Extract the line that contains "Read all visible content and emit it as JSON." and every line after it to the end of the records below, exactly as written and nothing else.

--- START DATASET EXCERPTS ---

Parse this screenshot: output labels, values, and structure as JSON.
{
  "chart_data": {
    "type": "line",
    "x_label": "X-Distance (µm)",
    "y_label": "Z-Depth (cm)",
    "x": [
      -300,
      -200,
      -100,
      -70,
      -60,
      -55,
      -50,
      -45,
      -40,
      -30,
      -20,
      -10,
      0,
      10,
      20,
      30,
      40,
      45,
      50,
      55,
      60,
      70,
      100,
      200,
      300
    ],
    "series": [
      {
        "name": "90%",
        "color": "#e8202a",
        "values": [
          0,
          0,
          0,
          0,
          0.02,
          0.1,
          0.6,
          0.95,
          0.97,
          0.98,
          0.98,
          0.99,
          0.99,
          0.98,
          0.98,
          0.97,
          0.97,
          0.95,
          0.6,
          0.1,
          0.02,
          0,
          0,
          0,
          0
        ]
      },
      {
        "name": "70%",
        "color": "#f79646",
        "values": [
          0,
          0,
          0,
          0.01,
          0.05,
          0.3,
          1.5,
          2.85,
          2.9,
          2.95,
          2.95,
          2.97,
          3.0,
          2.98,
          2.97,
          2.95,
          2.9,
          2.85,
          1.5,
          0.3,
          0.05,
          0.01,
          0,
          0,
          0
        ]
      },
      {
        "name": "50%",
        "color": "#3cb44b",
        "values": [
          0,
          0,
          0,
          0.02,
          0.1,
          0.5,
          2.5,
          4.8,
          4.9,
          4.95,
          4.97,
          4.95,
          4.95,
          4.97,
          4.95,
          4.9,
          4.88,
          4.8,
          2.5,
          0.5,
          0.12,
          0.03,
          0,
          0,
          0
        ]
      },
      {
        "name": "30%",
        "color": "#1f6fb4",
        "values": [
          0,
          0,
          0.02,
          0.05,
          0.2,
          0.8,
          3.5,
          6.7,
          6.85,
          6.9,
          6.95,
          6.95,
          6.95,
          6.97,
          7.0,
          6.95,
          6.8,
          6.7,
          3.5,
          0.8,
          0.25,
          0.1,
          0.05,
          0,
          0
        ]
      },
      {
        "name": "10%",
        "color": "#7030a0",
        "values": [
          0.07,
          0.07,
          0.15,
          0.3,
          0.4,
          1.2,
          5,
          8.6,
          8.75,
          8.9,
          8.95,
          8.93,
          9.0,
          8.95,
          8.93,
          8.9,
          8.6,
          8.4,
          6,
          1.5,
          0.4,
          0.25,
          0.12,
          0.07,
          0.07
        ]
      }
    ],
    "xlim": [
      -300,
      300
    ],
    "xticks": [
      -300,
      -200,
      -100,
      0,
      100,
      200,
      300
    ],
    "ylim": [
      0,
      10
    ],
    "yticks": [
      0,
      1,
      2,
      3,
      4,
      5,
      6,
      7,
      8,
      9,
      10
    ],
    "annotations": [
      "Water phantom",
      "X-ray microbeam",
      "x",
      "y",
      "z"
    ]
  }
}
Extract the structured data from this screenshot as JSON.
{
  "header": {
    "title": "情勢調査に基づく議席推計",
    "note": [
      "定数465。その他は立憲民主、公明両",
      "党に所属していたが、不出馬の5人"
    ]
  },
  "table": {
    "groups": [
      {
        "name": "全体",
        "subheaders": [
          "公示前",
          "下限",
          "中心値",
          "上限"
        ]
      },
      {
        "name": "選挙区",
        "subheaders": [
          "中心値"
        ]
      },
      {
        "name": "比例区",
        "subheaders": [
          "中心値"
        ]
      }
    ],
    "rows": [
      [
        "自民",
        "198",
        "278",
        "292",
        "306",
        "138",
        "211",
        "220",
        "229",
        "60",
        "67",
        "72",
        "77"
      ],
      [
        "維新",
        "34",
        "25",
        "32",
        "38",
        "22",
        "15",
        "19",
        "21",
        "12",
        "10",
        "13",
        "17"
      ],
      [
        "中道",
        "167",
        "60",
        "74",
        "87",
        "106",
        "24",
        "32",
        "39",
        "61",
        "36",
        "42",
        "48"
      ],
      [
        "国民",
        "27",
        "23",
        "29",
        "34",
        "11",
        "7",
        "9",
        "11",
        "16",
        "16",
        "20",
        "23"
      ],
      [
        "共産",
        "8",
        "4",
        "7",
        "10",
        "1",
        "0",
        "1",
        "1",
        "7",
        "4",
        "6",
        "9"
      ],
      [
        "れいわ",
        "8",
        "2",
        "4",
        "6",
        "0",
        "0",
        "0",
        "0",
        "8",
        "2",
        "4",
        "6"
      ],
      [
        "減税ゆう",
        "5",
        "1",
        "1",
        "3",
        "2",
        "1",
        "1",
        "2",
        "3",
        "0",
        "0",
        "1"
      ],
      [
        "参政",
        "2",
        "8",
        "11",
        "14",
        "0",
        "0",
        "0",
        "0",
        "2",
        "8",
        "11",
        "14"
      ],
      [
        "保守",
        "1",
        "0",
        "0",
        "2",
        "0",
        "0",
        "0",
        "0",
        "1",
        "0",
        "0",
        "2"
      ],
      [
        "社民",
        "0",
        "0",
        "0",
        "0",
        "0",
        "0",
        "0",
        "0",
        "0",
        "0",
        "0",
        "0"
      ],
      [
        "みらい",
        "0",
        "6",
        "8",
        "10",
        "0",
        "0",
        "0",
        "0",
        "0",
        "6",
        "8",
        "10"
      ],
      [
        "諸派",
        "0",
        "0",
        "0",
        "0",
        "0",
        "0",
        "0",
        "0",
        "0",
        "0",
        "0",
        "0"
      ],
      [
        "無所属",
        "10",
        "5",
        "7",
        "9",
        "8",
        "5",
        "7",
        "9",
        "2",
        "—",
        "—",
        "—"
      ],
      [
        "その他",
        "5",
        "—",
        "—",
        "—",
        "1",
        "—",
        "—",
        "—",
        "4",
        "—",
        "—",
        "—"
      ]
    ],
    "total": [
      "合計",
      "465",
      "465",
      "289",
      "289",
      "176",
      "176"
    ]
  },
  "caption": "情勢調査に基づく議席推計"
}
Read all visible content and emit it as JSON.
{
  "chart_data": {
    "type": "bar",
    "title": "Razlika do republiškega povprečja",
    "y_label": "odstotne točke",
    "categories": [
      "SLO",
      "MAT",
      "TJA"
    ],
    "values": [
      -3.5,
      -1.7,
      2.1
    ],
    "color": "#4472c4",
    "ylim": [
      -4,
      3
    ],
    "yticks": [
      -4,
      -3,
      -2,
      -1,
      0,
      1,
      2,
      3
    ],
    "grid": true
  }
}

--- END DATASET EXCERPTS ---

§ **RESULT**:
Read all visible content and emit it as JSON.
{
  "chart_data": {
    "type": "bar",
    "title": "Razlika do republiškega povprečja",
    "y_label": "odstotne točke",
    "categories": [
      "SLO",
      "MAT",
      "TJA"
    ],
    "values": [
      -3.5,
      -1.7,
      2.1
    ],
    "color": "#4472c4",
    "ylim": [
      -4,
      3
    ],
    "yticks": [
      -4,
      -3,
      -2,
      -1,
      0,
      1,
      2,
      3
    ],
    "grid": true
  }
}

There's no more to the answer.